▶ **TASK OBJECTIVE**: Copy each line below that includes "source".

— begin —

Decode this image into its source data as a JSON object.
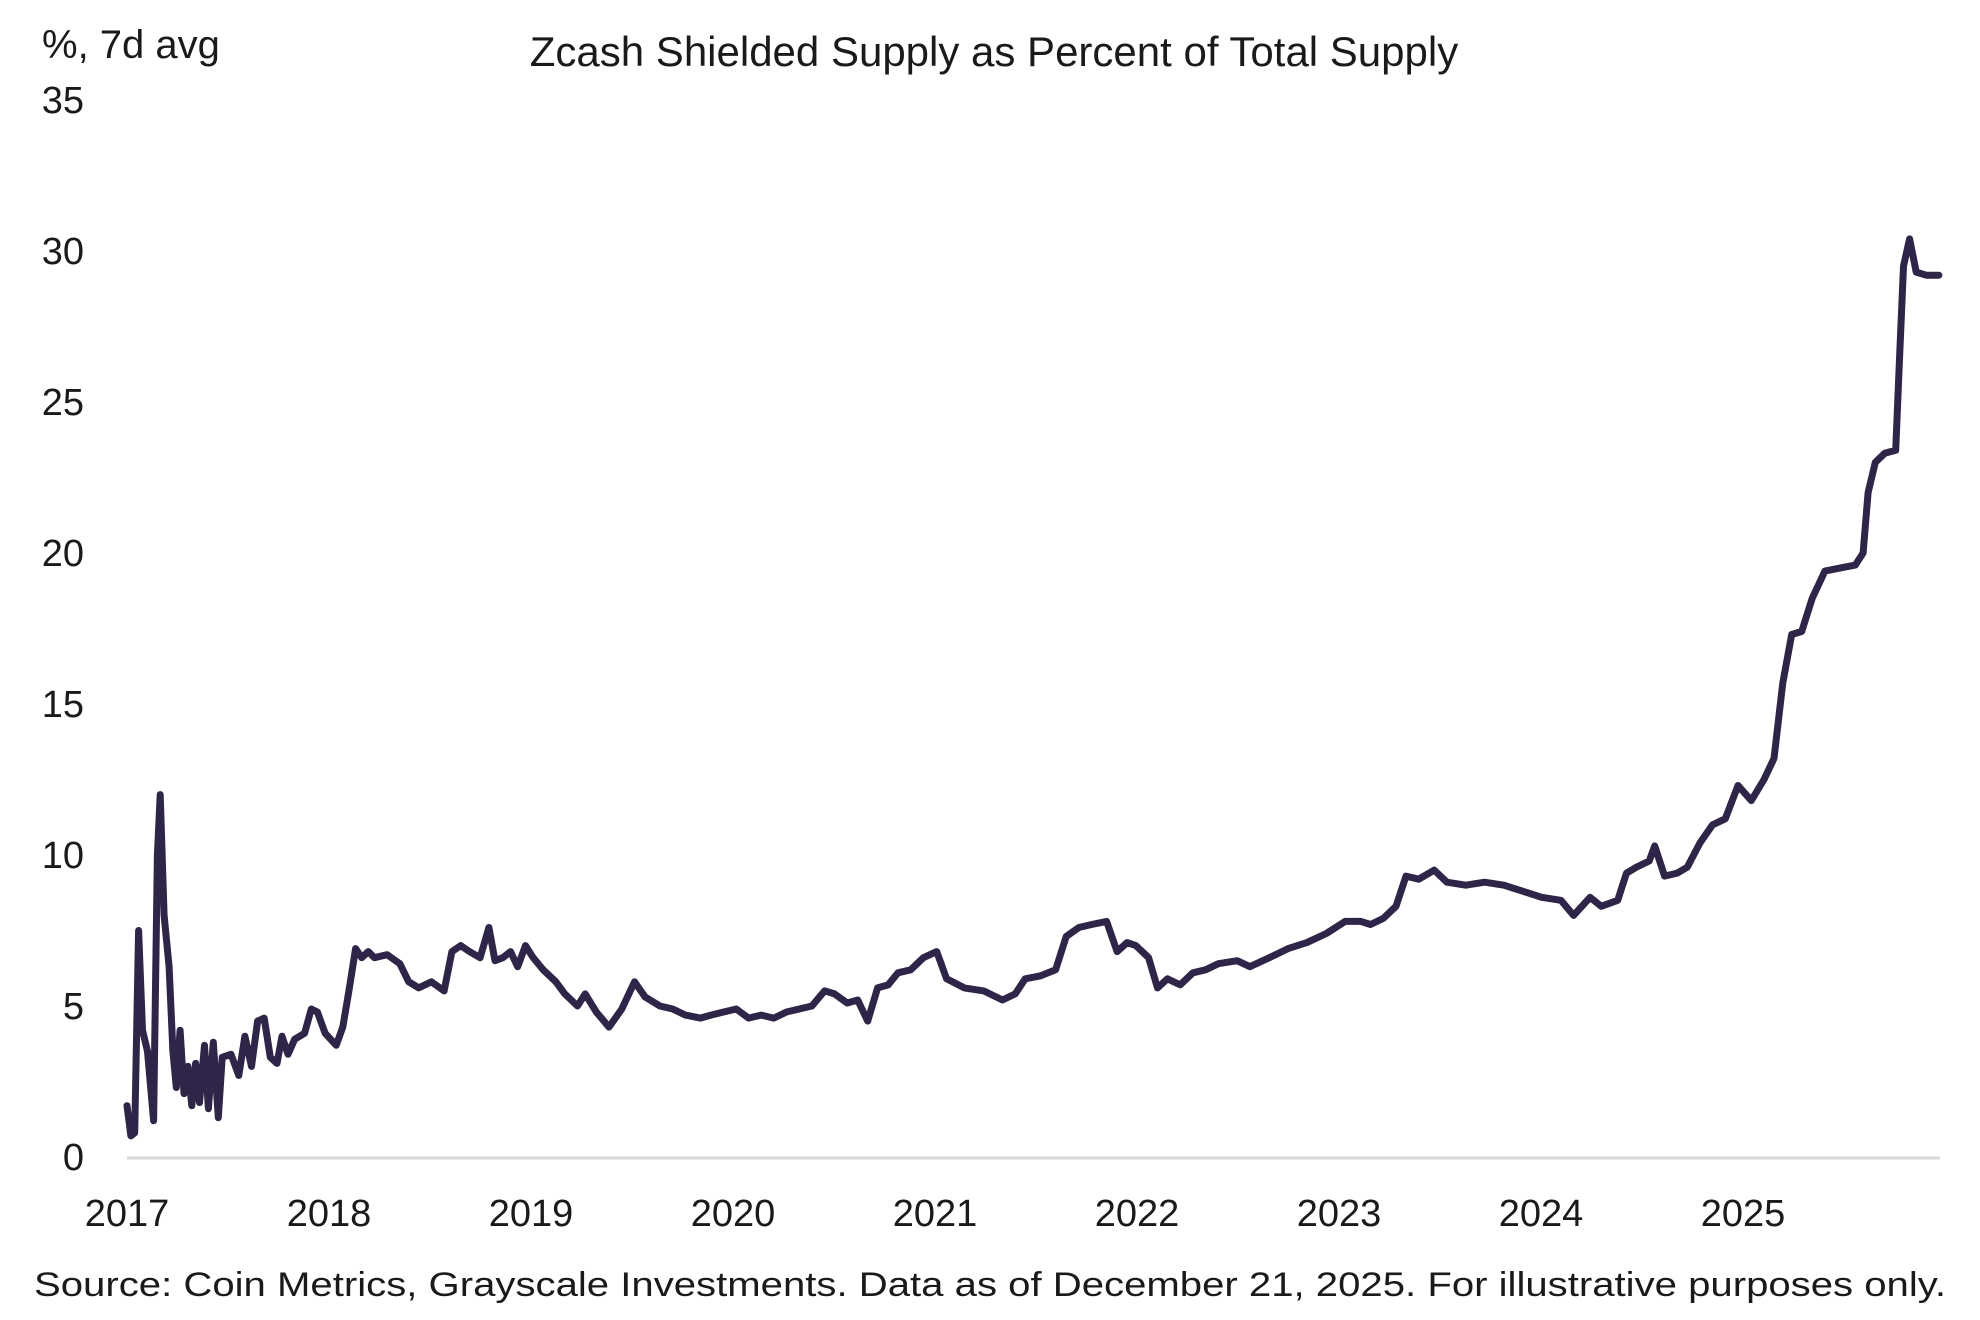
{
  "chart_data": {
    "type": "line",
    "title": "Zcash Shielded Supply as Percent of Total Supply",
    "ylabel": "%, 7d avg",
    "xlabel": "",
    "ylim": [
      0,
      35
    ],
    "yticks": [
      "0",
      "5",
      "10",
      "15",
      "20",
      "25",
      "30",
      "35"
    ],
    "xticks": [
      "2017",
      "2018",
      "2019",
      "2020",
      "2021",
      "2022",
      "2023",
      "2024",
      "2025"
    ],
    "grid": false,
    "line_color": "#2e2548",
    "axis_color": "#d9d9d9",
    "source": "Source: Coin Metrics, Grayscale Investments. Data as of December 21, 2025. For illustrative purposes only.",
    "series": [
      {
        "points": [
          [
            "2017-01-01",
            1.7
          ],
          [
            "2017-01-08",
            0.7
          ],
          [
            "2017-01-15",
            0.8
          ],
          [
            "2017-01-22",
            7.5
          ],
          [
            "2017-01-29",
            4.2
          ],
          [
            "2017-02-07",
            3.5
          ],
          [
            "2017-02-18",
            1.2
          ],
          [
            "2017-02-25",
            10.0
          ],
          [
            "2017-03-02",
            12.0
          ],
          [
            "2017-03-09",
            8.0
          ],
          [
            "2017-03-18",
            6.3
          ],
          [
            "2017-03-25",
            3.5
          ],
          [
            "2017-03-31",
            2.3
          ],
          [
            "2017-04-07",
            4.2
          ],
          [
            "2017-04-14",
            2.1
          ],
          [
            "2017-04-21",
            3.0
          ],
          [
            "2017-04-28",
            1.7
          ],
          [
            "2017-05-05",
            3.1
          ],
          [
            "2017-05-12",
            1.8
          ],
          [
            "2017-05-21",
            3.7
          ],
          [
            "2017-05-28",
            1.6
          ],
          [
            "2017-06-06",
            3.8
          ],
          [
            "2017-06-15",
            1.3
          ],
          [
            "2017-06-22",
            3.3
          ],
          [
            "2017-07-08",
            3.4
          ],
          [
            "2017-07-22",
            2.7
          ],
          [
            "2017-08-02",
            4.0
          ],
          [
            "2017-08-14",
            3.0
          ],
          [
            "2017-08-25",
            4.5
          ],
          [
            "2017-09-06",
            4.6
          ],
          [
            "2017-09-17",
            3.3
          ],
          [
            "2017-09-29",
            3.1
          ],
          [
            "2017-10-08",
            4.0
          ],
          [
            "2017-10-19",
            3.4
          ],
          [
            "2017-10-31",
            3.9
          ],
          [
            "2017-11-18",
            4.1
          ],
          [
            "2017-11-30",
            4.9
          ],
          [
            "2017-12-11",
            4.8
          ],
          [
            "2017-12-25",
            4.1
          ],
          [
            "2018-01-14",
            3.7
          ],
          [
            "2018-01-26",
            4.3
          ],
          [
            "2018-02-06",
            5.5
          ],
          [
            "2018-02-18",
            6.9
          ],
          [
            "2018-03-01",
            6.6
          ],
          [
            "2018-03-13",
            6.8
          ],
          [
            "2018-03-24",
            6.6
          ],
          [
            "2018-04-16",
            6.7
          ],
          [
            "2018-05-09",
            6.4
          ],
          [
            "2018-05-25",
            5.8
          ],
          [
            "2018-06-12",
            5.6
          ],
          [
            "2018-07-05",
            5.8
          ],
          [
            "2018-07-28",
            5.5
          ],
          [
            "2018-08-11",
            6.8
          ],
          [
            "2018-08-27",
            7.0
          ],
          [
            "2018-09-12",
            6.8
          ],
          [
            "2018-10-01",
            6.6
          ],
          [
            "2018-10-17",
            7.6
          ],
          [
            "2018-10-28",
            6.5
          ],
          [
            "2018-11-11",
            6.6
          ],
          [
            "2018-11-25",
            6.8
          ],
          [
            "2018-12-08",
            6.3
          ],
          [
            "2018-12-22",
            7.0
          ],
          [
            "2019-01-05",
            6.6
          ],
          [
            "2019-01-23",
            6.2
          ],
          [
            "2019-02-15",
            5.8
          ],
          [
            "2019-03-03",
            5.4
          ],
          [
            "2019-03-26",
            5.0
          ],
          [
            "2019-04-09",
            5.4
          ],
          [
            "2019-04-29",
            4.8
          ],
          [
            "2019-05-22",
            4.3
          ],
          [
            "2019-06-14",
            4.9
          ],
          [
            "2019-07-07",
            5.8
          ],
          [
            "2019-07-26",
            5.3
          ],
          [
            "2019-08-22",
            5.0
          ],
          [
            "2019-09-14",
            4.9
          ],
          [
            "2019-10-07",
            4.7
          ],
          [
            "2019-11-03",
            4.6
          ],
          [
            "2019-11-22",
            4.7
          ],
          [
            "2019-12-15",
            4.8
          ],
          [
            "2020-01-07",
            4.9
          ],
          [
            "2020-01-29",
            4.6
          ],
          [
            "2020-02-21",
            4.7
          ],
          [
            "2020-03-15",
            4.6
          ],
          [
            "2020-04-07",
            4.8
          ],
          [
            "2020-04-30",
            4.9
          ],
          [
            "2020-05-23",
            5.0
          ],
          [
            "2020-06-15",
            5.5
          ],
          [
            "2020-07-03",
            5.4
          ],
          [
            "2020-07-26",
            5.1
          ],
          [
            "2020-08-14",
            5.2
          ],
          [
            "2020-09-01",
            4.5
          ],
          [
            "2020-09-19",
            5.6
          ],
          [
            "2020-10-08",
            5.7
          ],
          [
            "2020-10-26",
            6.1
          ],
          [
            "2020-11-18",
            6.2
          ],
          [
            "2020-12-11",
            6.6
          ],
          [
            "2021-01-04",
            6.8
          ],
          [
            "2021-01-22",
            5.9
          ],
          [
            "2021-02-23",
            5.6
          ],
          [
            "2021-03-30",
            5.5
          ],
          [
            "2021-05-03",
            5.2
          ],
          [
            "2021-05-26",
            5.4
          ],
          [
            "2021-06-13",
            5.9
          ],
          [
            "2021-07-11",
            6.0
          ],
          [
            "2021-08-07",
            6.2
          ],
          [
            "2021-08-26",
            7.3
          ],
          [
            "2021-09-18",
            7.6
          ],
          [
            "2021-10-11",
            7.7
          ],
          [
            "2021-11-07",
            7.8
          ],
          [
            "2021-11-26",
            6.8
          ],
          [
            "2021-12-14",
            7.1
          ],
          [
            "2021-12-30",
            7.0
          ],
          [
            "2022-01-22",
            6.6
          ],
          [
            "2022-02-07",
            5.6
          ],
          [
            "2022-02-25",
            5.9
          ],
          [
            "2022-03-20",
            5.7
          ],
          [
            "2022-04-12",
            6.1
          ],
          [
            "2022-05-05",
            6.2
          ],
          [
            "2022-05-28",
            6.4
          ],
          [
            "2022-07-01",
            6.5
          ],
          [
            "2022-07-24",
            6.3
          ],
          [
            "2022-08-28",
            6.6
          ],
          [
            "2022-10-01",
            6.9
          ],
          [
            "2022-11-04",
            7.1
          ],
          [
            "2022-12-09",
            7.4
          ],
          [
            "2023-01-12",
            7.8
          ],
          [
            "2023-02-09",
            7.8
          ],
          [
            "2023-02-27",
            7.7
          ],
          [
            "2023-03-22",
            7.9
          ],
          [
            "2023-04-14",
            8.3
          ],
          [
            "2023-05-02",
            9.3
          ],
          [
            "2023-05-25",
            9.2
          ],
          [
            "2023-06-22",
            9.5
          ],
          [
            "2023-07-15",
            9.1
          ],
          [
            "2023-08-18",
            9.0
          ],
          [
            "2023-09-21",
            9.1
          ],
          [
            "2023-10-26",
            9.0
          ],
          [
            "2023-11-29",
            8.8
          ],
          [
            "2024-01-02",
            8.6
          ],
          [
            "2024-02-06",
            8.5
          ],
          [
            "2024-02-29",
            8.0
          ],
          [
            "2024-03-30",
            8.6
          ],
          [
            "2024-04-19",
            8.3
          ],
          [
            "2024-05-19",
            8.5
          ],
          [
            "2024-06-04",
            9.4
          ],
          [
            "2024-06-22",
            9.6
          ],
          [
            "2024-07-15",
            9.8
          ],
          [
            "2024-07-25",
            10.3
          ],
          [
            "2024-08-12",
            9.3
          ],
          [
            "2024-09-04",
            9.4
          ],
          [
            "2024-09-22",
            9.6
          ],
          [
            "2024-10-15",
            10.4
          ],
          [
            "2024-11-07",
            11.0
          ],
          [
            "2024-11-30",
            11.2
          ],
          [
            "2024-12-23",
            12.3
          ],
          [
            "2025-01-16",
            11.8
          ],
          [
            "2025-02-08",
            12.5
          ],
          [
            "2025-02-26",
            13.2
          ],
          [
            "2025-03-14",
            15.7
          ],
          [
            "2025-03-30",
            17.3
          ],
          [
            "2025-04-17",
            17.4
          ],
          [
            "2025-05-06",
            18.5
          ],
          [
            "2025-05-29",
            19.4
          ],
          [
            "2025-06-25",
            19.5
          ],
          [
            "2025-07-23",
            19.6
          ],
          [
            "2025-08-06",
            20.0
          ],
          [
            "2025-08-15",
            22.0
          ],
          [
            "2025-08-28",
            23.0
          ],
          [
            "2025-09-14",
            23.3
          ],
          [
            "2025-10-04",
            23.4
          ],
          [
            "2025-10-11",
            26.5
          ],
          [
            "2025-10-18",
            29.5
          ],
          [
            "2025-10-29",
            30.4
          ],
          [
            "2025-11-10",
            29.3
          ],
          [
            "2025-11-28",
            29.2
          ],
          [
            "2025-12-21",
            29.2
          ]
        ]
      }
    ]
  }
}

— end —

▶ **PROBLEM SOLUTION**:
Decode this image into its source data as a JSON object.
    "source": "Source: Coin Metrics, Grayscale Investments. Data as of December 21, 2025. For illustrative purposes only.",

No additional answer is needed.